It happened today - October 2, 2015
Oh stop it. Just stop it. That’s my reaction to the news that in 1492… King Henry VII of England invaded France. What for?
It’s certainly not high on the list of great things English kings did. I don’t even remember any memorable defeats, let alone victories. And certainly the English didn’t end up conquering France, though they continued to claim they had until 1801 when there wasn’t a French throne to claim any more (the Jacobites didn’t even give it up then.)
Now Henry didn’t invent invading France, even by English monarchs. Ever since Edward III conjured up a tenuous claim to the French throne in 1340, when the direct Capetian line fizzled out, there had been more or less continuous assertions, and sporadic efforts at enforcement, of those claims including in the Hundred Years’ War. Much blood and treasure was expended, and much suffering caused in France, for something that wasn’t likely to work and wasn’t really a good idea anyway.
I’m glad these claims did not work out, because there were no functioning parliamentary institutions in France. And especially in the early days, when the English monarchs and nobility were strongly connected to their Norman French roots, it was at least potentially dangerous to English liberty for their rulers to aspire to such dominion.
Indeed, at one time Henry VII got fed up with such parliamentary limits on his power that he said he would never call another parliament and instead rule “in the French fashion”. But he never dared try it, and a good thing too.
For what it’s worth, I think England was realm enough for any monarch. And while it may seem absurd for me to stand athwart the 15th century shouting “Stop,” fortunately I’m not the only one. Those same parliamentary institutions limited Henry’s ability to waste money pursuing such ambitions.
To defend legitimate English interests was one thing, and Parliament would fund it, though often grudgingly, through the years. But absurd and costly foreign ventures, like other vainglorious, expensive and oppressive autocratic undertakings, were not possible to sustain in England.
The king could start them. But someone would stand up and shout “Stop it” and he would have to. Then and now, because that’s the system we inherited centuries later and must preserve in our own time.

-- TASKS AND EXERCISES --
(1) In the essay on Henry VII, how did Henry say he would rule instead of calling another parliament?
(2) Copy out the passage of the essay on Henry VII that opens with the words containing "For what it’s" and closes with "our own time.".
The entries bear no relation to the essay on Henry VII.

-- DATA SHOWN --
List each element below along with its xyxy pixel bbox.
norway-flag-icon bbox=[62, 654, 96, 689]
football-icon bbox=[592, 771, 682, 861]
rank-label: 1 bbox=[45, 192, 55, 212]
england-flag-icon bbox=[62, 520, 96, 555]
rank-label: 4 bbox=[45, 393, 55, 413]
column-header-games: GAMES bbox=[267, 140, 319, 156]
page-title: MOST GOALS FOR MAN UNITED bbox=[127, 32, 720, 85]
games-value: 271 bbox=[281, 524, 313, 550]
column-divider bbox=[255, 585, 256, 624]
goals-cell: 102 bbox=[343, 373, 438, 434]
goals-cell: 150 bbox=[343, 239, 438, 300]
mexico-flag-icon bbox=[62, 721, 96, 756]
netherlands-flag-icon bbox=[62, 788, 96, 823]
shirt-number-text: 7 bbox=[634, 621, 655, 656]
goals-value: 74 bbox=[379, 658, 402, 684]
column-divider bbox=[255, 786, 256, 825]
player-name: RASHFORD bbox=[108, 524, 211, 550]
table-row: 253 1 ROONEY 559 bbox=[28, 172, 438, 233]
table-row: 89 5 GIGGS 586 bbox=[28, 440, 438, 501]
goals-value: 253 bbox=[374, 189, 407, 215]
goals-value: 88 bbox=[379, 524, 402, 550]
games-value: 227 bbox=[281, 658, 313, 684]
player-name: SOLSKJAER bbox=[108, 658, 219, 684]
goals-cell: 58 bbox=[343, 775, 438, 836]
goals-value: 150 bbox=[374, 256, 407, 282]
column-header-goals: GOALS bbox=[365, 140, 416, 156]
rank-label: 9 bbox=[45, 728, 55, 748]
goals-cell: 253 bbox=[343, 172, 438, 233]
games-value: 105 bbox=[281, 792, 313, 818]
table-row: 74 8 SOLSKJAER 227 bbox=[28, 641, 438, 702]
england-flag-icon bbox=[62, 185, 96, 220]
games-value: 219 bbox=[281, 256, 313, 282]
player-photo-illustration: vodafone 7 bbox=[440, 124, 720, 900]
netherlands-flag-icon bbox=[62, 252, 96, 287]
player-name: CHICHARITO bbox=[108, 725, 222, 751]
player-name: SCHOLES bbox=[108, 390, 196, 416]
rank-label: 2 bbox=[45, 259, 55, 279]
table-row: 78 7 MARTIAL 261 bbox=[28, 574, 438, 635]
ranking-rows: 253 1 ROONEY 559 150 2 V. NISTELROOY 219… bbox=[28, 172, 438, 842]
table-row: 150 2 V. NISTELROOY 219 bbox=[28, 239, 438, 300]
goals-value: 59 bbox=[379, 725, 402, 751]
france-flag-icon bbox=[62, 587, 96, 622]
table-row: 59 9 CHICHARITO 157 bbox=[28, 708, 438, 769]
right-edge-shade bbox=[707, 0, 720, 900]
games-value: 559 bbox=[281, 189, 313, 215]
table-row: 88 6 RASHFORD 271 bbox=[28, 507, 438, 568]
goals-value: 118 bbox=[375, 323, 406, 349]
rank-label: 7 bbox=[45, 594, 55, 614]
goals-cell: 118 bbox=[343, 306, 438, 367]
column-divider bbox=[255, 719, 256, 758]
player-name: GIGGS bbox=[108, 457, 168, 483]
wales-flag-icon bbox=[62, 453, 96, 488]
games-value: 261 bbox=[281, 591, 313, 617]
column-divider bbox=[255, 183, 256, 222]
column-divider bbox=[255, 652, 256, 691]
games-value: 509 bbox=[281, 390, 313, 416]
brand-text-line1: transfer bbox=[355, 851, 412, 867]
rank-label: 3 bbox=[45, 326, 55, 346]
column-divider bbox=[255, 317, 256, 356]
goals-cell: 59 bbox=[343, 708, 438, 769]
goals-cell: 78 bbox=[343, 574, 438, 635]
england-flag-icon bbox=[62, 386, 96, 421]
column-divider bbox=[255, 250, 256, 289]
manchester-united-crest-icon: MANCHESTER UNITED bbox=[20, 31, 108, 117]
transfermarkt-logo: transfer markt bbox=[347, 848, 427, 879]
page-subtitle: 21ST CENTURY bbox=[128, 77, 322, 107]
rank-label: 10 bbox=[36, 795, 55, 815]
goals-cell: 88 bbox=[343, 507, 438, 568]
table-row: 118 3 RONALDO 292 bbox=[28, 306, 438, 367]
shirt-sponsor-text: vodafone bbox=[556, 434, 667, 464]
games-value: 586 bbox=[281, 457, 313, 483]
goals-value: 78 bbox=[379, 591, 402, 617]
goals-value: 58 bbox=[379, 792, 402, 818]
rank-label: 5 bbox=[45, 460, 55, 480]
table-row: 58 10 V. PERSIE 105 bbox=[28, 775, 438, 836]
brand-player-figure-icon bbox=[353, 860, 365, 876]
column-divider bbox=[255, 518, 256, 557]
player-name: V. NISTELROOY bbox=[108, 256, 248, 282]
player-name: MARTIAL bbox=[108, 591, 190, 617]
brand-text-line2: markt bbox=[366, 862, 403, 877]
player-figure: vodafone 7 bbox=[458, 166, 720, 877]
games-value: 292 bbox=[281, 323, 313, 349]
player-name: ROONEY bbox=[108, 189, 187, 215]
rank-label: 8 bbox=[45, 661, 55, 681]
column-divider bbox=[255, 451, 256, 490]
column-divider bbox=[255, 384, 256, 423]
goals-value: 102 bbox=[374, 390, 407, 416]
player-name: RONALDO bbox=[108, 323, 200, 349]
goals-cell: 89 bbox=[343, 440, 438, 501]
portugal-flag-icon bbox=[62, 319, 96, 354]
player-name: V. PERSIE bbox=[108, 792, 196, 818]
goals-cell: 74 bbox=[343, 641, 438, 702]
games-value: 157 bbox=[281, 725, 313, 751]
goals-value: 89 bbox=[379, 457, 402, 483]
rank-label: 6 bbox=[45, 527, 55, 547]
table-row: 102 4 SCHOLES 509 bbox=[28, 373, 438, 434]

-- ANSWERS BELOW --
(1) He said he would rule "in the French fashion."

(2)
For what it’s worth, I think England was realm enough for any monarch. And while it may seem absurd for me to stand athwart the 15th century shouting “Stop,” fortunately I’m not the only one. Those same parliamentary institutions limited Henry’s ability to waste money pursuing such ambitions.
To defend legitimate English interests was one thing, and Parliament would fund it, though often grudgingly, through the years. But absurd and costly foreign ventures, like other vainglorious, expensive and oppressive autocratic undertakings, were not possible to sustain in England.
The king could start them. But someone would stand up and shout “Stop it” and he would have to. Then and now, because that’s the system we inherited centuries later and must preserve in our own time.